-- TASK BRIEF --
Your task is to copy the material exactly.

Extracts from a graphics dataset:
— start —

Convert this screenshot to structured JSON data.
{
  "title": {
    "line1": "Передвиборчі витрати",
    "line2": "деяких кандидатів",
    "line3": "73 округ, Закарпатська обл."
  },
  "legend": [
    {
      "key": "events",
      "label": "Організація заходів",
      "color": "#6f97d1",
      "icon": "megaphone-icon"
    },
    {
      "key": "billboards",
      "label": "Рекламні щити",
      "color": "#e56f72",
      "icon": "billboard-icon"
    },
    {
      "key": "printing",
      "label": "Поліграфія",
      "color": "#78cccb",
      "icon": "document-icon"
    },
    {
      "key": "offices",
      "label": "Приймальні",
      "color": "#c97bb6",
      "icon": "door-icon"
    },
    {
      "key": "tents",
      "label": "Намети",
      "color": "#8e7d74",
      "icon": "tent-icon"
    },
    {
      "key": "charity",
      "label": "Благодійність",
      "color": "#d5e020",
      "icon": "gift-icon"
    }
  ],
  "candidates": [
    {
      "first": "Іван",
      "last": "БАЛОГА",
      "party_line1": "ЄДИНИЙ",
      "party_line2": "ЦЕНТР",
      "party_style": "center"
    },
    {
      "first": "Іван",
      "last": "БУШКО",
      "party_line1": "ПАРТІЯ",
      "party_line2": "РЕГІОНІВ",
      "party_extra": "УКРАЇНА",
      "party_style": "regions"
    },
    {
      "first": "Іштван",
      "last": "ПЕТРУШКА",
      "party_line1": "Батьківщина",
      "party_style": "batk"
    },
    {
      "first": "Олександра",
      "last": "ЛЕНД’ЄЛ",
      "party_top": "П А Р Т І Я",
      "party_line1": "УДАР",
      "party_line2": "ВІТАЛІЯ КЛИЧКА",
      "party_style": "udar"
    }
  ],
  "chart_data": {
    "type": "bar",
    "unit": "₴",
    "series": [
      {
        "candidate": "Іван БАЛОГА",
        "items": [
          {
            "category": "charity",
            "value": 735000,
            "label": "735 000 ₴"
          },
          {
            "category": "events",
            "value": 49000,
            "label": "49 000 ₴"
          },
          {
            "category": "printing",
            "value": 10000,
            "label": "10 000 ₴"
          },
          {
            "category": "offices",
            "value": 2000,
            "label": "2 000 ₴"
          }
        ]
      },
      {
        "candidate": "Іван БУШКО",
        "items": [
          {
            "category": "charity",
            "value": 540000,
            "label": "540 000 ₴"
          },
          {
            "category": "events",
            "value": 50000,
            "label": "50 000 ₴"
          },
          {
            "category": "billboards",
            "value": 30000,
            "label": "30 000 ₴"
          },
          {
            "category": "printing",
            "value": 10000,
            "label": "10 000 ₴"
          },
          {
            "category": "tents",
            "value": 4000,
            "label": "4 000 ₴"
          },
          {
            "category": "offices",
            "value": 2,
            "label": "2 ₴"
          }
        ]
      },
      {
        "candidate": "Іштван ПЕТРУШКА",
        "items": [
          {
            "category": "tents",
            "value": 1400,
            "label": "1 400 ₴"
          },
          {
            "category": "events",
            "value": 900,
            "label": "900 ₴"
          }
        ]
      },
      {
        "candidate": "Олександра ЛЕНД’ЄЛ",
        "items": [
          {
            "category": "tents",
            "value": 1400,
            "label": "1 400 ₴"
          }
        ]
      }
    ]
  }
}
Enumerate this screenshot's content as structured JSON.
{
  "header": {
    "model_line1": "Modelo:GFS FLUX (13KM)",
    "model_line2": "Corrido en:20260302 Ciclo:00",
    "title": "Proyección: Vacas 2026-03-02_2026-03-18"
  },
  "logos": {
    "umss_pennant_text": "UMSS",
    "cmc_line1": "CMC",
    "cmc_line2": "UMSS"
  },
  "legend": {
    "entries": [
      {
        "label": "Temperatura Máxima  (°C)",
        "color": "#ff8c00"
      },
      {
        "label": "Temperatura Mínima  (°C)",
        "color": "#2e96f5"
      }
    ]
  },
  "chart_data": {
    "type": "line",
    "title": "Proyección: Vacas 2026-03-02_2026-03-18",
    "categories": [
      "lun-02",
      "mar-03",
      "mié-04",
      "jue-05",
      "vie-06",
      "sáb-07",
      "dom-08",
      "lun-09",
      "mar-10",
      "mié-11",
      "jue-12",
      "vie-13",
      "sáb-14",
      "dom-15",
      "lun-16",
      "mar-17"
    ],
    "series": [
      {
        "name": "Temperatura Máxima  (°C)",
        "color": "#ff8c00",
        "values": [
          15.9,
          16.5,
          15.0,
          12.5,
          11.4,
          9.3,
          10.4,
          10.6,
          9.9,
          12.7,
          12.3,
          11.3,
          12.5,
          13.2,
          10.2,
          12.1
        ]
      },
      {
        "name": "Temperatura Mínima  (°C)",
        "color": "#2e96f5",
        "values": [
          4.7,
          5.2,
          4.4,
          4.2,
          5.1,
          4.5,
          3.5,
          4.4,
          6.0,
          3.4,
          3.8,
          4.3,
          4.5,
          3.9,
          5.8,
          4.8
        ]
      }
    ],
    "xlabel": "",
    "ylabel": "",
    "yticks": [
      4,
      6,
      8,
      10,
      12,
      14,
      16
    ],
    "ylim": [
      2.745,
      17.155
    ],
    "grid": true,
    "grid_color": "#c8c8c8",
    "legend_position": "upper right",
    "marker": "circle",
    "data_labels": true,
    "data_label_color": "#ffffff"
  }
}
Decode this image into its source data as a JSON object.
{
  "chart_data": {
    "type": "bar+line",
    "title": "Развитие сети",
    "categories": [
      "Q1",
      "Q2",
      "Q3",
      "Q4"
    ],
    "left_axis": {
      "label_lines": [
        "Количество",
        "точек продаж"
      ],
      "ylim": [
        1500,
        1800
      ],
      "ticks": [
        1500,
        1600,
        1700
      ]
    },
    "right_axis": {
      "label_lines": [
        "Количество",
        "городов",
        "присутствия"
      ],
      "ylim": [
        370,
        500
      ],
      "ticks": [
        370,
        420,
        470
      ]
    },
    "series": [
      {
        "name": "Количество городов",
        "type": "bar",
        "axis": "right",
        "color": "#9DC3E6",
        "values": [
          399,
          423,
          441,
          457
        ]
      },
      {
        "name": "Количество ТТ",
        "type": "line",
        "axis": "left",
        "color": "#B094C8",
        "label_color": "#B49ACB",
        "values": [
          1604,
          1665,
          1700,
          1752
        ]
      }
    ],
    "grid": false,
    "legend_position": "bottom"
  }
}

— end —

-- RESULT OF THIS EXERCISE --
Convert this screenshot to structured JSON data.
{
  "title": {
    "line1": "Передвиборчі витрати",
    "line2": "деяких кандидатів",
    "line3": "73 округ, Закарпатська обл."
  },
  "legend": [
    {
      "key": "events",
      "label": "Організація заходів",
      "color": "#6f97d1",
      "icon": "megaphone-icon"
    },
    {
      "key": "billboards",
      "label": "Рекламні щити",
      "color": "#e56f72",
      "icon": "billboard-icon"
    },
    {
      "key": "printing",
      "label": "Поліграфія",
      "color": "#78cccb",
      "icon": "document-icon"
    },
    {
      "key": "offices",
      "label": "Приймальні",
      "color": "#c97bb6",
      "icon": "door-icon"
    },
    {
      "key": "tents",
      "label": "Намети",
      "color": "#8e7d74",
      "icon": "tent-icon"
    },
    {
      "key": "charity",
      "label": "Благодійність",
      "color": "#d5e020",
      "icon": "gift-icon"
    }
  ],
  "candidates": [
    {
      "first": "Іван",
      "last": "БАЛОГА",
      "party_line1": "ЄДИНИЙ",
      "party_line2": "ЦЕНТР",
      "party_style": "center"
    },
    {
      "first": "Іван",
      "last": "БУШКО",
      "party_line1": "ПАРТІЯ",
      "party_line2": "РЕГІОНІВ",
      "party_extra": "УКРАЇНА",
      "party_style": "regions"
    },
    {
      "first": "Іштван",
      "last": "ПЕТРУШКА",
      "party_line1": "Батьківщина",
      "party_style": "batk"
    },
    {
      "first": "Олександра",
      "last": "ЛЕНД’ЄЛ",
      "party_top": "П А Р Т І Я",
      "party_line1": "УДАР",
      "party_line2": "ВІТАЛІЯ КЛИЧКА",
      "party_style": "udar"
    }
  ],
  "chart_data": {
    "type": "bar",
    "unit": "₴",
    "series": [
      {
        "candidate": "Іван БАЛОГА",
        "items": [
          {
            "category": "charity",
            "value": 735000,
            "label": "735 000 ₴"
          },
          {
            "category": "events",
            "value": 49000,
            "label": "49 000 ₴"
          },
          {
            "category": "printing",
            "value": 10000,
            "label": "10 000 ₴"
          },
          {
            "category": "offices",
            "value": 2000,
            "label": "2 000 ₴"
          }
        ]
      },
      {
        "candidate": "Іван БУШКО",
        "items": [
          {
            "category": "charity",
            "value": 540000,
            "label": "540 000 ₴"
          },
          {
            "category": "events",
            "value": 50000,
            "label": "50 000 ₴"
          },
          {
            "category": "billboards",
            "value": 30000,
            "label": "30 000 ₴"
          },
          {
            "category": "printing",
            "value": 10000,
            "label": "10 000 ₴"
          },
          {
            "category": "tents",
            "value": 4000,
            "label": "4 000 ₴"
          },
          {
            "category": "offices",
            "value": 2,
            "label": "2 ₴"
          }
        ]
      },
      {
        "candidate": "Іштван ПЕТРУШКА",
        "items": [
          {
            "category": "tents",
            "value": 1400,
            "label": "1 400 ₴"
          },
          {
            "category": "events",
            "value": 900,
            "label": "900 ₴"
          }
        ]
      },
      {
        "candidate": "Олександра ЛЕНД’ЄЛ",
        "items": [
          {
            "category": "tents",
            "value": 1400,
            "label": "1 400 ₴"
          }
        ]
      }
    ]
  }
}
Enumerate this screenshot's content as structured JSON.
{
  "header": {
    "model_line1": "Modelo:GFS FLUX (13KM)",
    "model_line2": "Corrido en:20260302 Ciclo:00",
    "title": "Proyección: Vacas 2026-03-02_2026-03-18"
  },
  "logos": {
    "umss_pennant_text": "UMSS",
    "cmc_line1": "CMC",
    "cmc_line2": "UMSS"
  },
  "legend": {
    "entries": [
      {
        "label": "Temperatura Máxima  (°C)",
        "color": "#ff8c00"
      },
      {
        "label": "Temperatura Mínima  (°C)",
        "color": "#2e96f5"
      }
    ]
  },
  "chart_data": {
    "type": "line",
    "title": "Proyección: Vacas 2026-03-02_2026-03-18",
    "categories": [
      "lun-02",
      "mar-03",
      "mié-04",
      "jue-05",
      "vie-06",
      "sáb-07",
      "dom-08",
      "lun-09",
      "mar-10",
      "mié-11",
      "jue-12",
      "vie-13",
      "sáb-14",
      "dom-15",
      "lun-16",
      "mar-17"
    ],
    "series": [
      {
        "name": "Temperatura Máxima  (°C)",
        "color": "#ff8c00",
        "values": [
          15.9,
          16.5,
          15.0,
          12.5,
          11.4,
          9.3,
          10.4,
          10.6,
          9.9,
          12.7,
          12.3,
          11.3,
          12.5,
          13.2,
          10.2,
          12.1
        ]
      },
      {
        "name": "Temperatura Mínima  (°C)",
        "color": "#2e96f5",
        "values": [
          4.7,
          5.2,
          4.4,
          4.2,
          5.1,
          4.5,
          3.5,
          4.4,
          6.0,
          3.4,
          3.8,
          4.3,
          4.5,
          3.9,
          5.8,
          4.8
        ]
      }
    ],
    "xlabel": "",
    "ylabel": "",
    "yticks": [
      4,
      6,
      8,
      10,
      12,
      14,
      16
    ],
    "ylim": [
      2.745,
      17.155
    ],
    "grid": true,
    "grid_color": "#c8c8c8",
    "legend_position": "upper right",
    "marker": "circle",
    "data_labels": true,
    "data_label_color": "#ffffff"
  }
}
Decode this image into its source data as a JSON object.
{
  "chart_data": {
    "type": "bar+line",
    "title": "Развитие сети",
    "categories": [
      "Q1",
      "Q2",
      "Q3",
      "Q4"
    ],
    "left_axis": {
      "label_lines": [
        "Количество",
        "точек продаж"
      ],
      "ylim": [
        1500,
        1800
      ],
      "ticks": [
        1500,
        1600,
        1700
      ]
    },
    "right_axis": {
      "label_lines": [
        "Количество",
        "городов",
        "присутствия"
      ],
      "ylim": [
        370,
        500
      ],
      "ticks": [
        370,
        420,
        470
      ]
    },
    "series": [
      {
        "name": "Количество городов",
        "type": "bar",
        "axis": "right",
        "color": "#9DC3E6",
        "values": [
          399,
          423,
          441,
          457
        ]
      },
      {
        "name": "Количество ТТ",
        "type": "line",
        "axis": "left",
        "color": "#B094C8",
        "label_color": "#B49ACB",
        "values": [
          1604,
          1665,
          1700,
          1752
        ]
      }
    ],
    "grid": false,
    "legend_position": "bottom"
  }
}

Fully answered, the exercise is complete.